(Data records)
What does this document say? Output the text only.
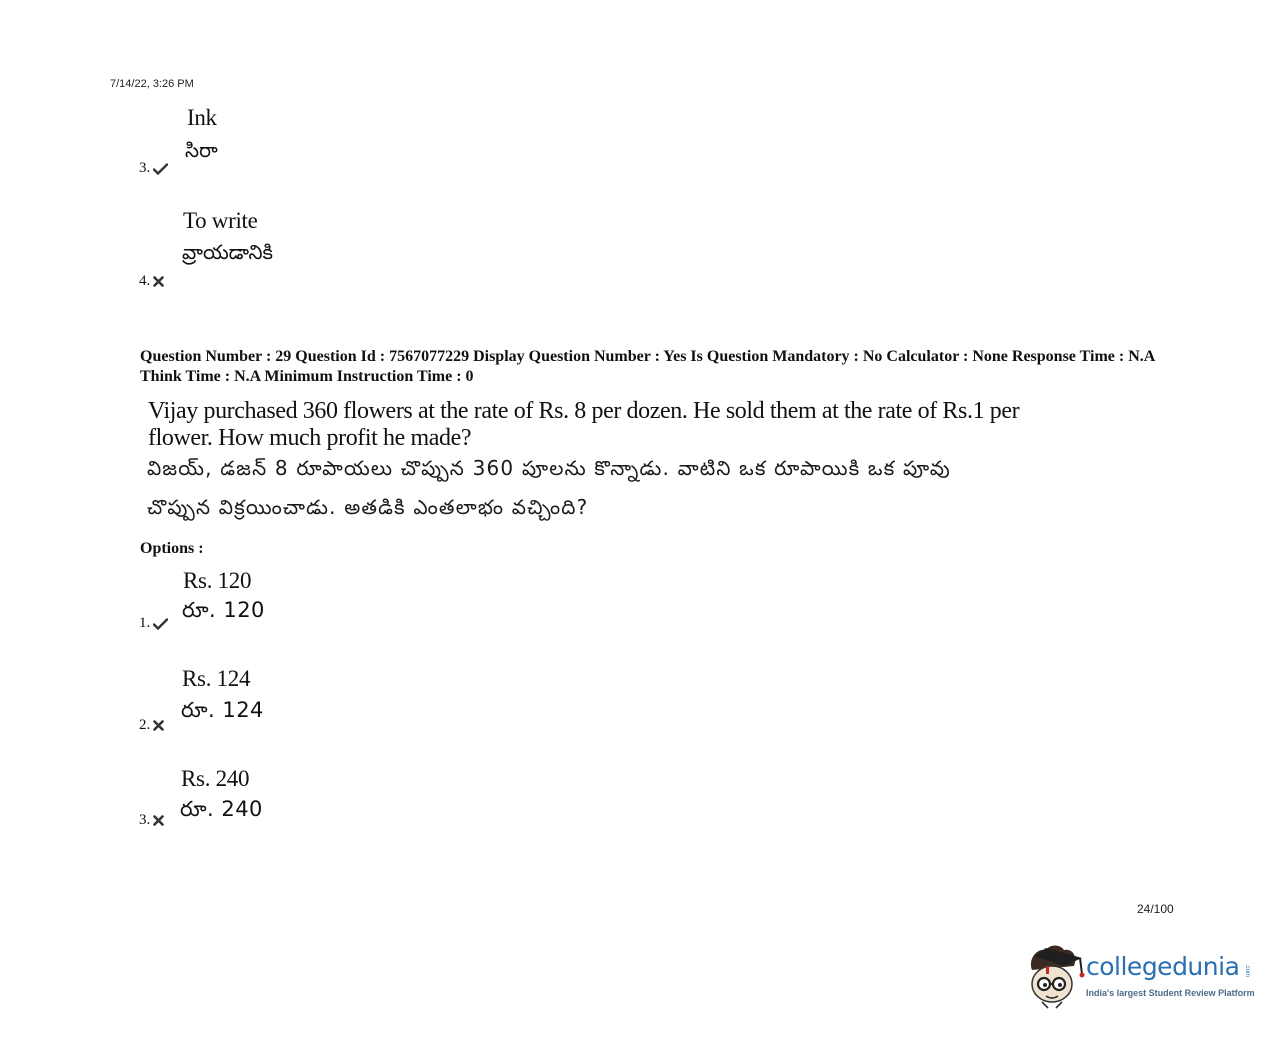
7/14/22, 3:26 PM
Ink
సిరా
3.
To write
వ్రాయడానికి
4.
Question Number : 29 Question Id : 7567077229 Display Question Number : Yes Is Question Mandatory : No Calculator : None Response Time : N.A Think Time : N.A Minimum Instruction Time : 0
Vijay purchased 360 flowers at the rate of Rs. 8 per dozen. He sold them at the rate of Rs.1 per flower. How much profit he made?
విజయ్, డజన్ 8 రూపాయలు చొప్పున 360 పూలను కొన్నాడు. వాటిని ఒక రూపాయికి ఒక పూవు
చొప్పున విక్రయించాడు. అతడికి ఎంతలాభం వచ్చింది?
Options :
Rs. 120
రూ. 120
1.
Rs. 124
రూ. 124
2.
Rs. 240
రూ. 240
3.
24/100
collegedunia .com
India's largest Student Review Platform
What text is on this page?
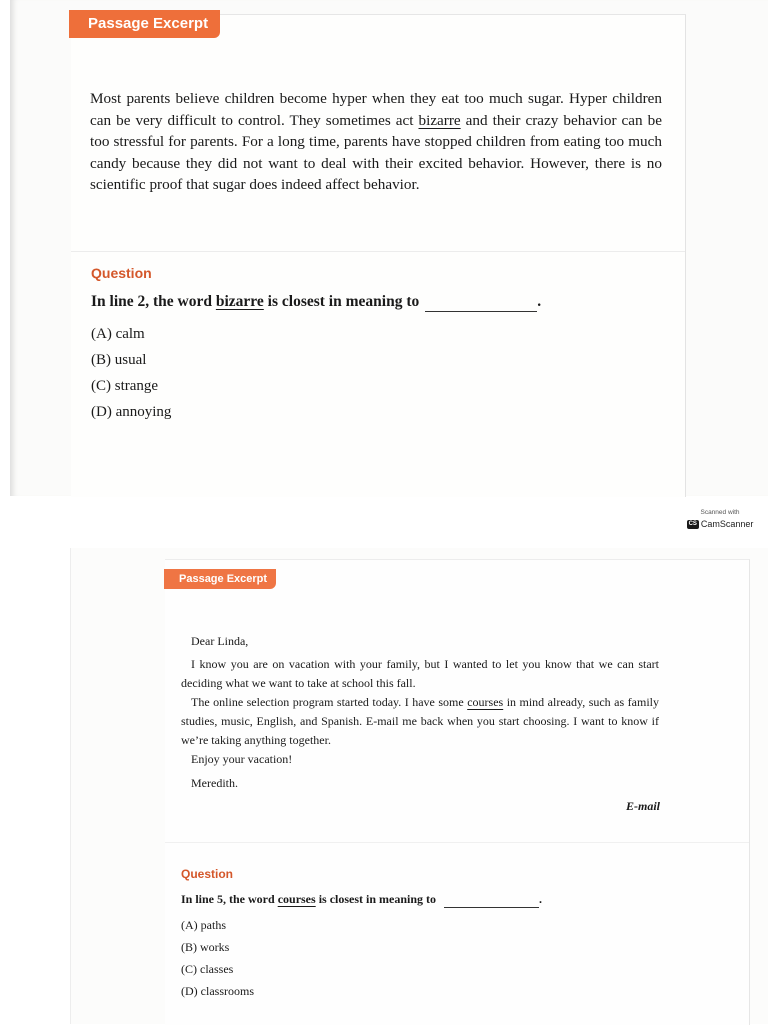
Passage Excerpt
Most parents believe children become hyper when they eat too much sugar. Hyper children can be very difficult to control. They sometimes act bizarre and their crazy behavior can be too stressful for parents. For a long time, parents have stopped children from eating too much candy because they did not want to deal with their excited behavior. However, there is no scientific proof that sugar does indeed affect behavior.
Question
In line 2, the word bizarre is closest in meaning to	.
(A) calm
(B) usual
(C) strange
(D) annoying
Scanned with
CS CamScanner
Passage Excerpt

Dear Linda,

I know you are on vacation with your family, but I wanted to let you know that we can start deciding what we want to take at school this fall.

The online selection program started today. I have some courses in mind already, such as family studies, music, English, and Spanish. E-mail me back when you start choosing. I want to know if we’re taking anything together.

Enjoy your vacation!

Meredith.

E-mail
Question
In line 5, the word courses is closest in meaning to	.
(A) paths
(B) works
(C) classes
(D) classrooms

Task to complete:
Only lines that contain the word "family" are wanted; copy each of them.

Output of the exercise:
I know you are on vacation with your family, but I wanted to let you know that we can start deciding what we want to take at school this fall.
The online selection program started today. I have some courses in mind already, such as family studies, music, English, and Spanish. E-mail me back when you start choosing. I want to know if we’re taking anything together.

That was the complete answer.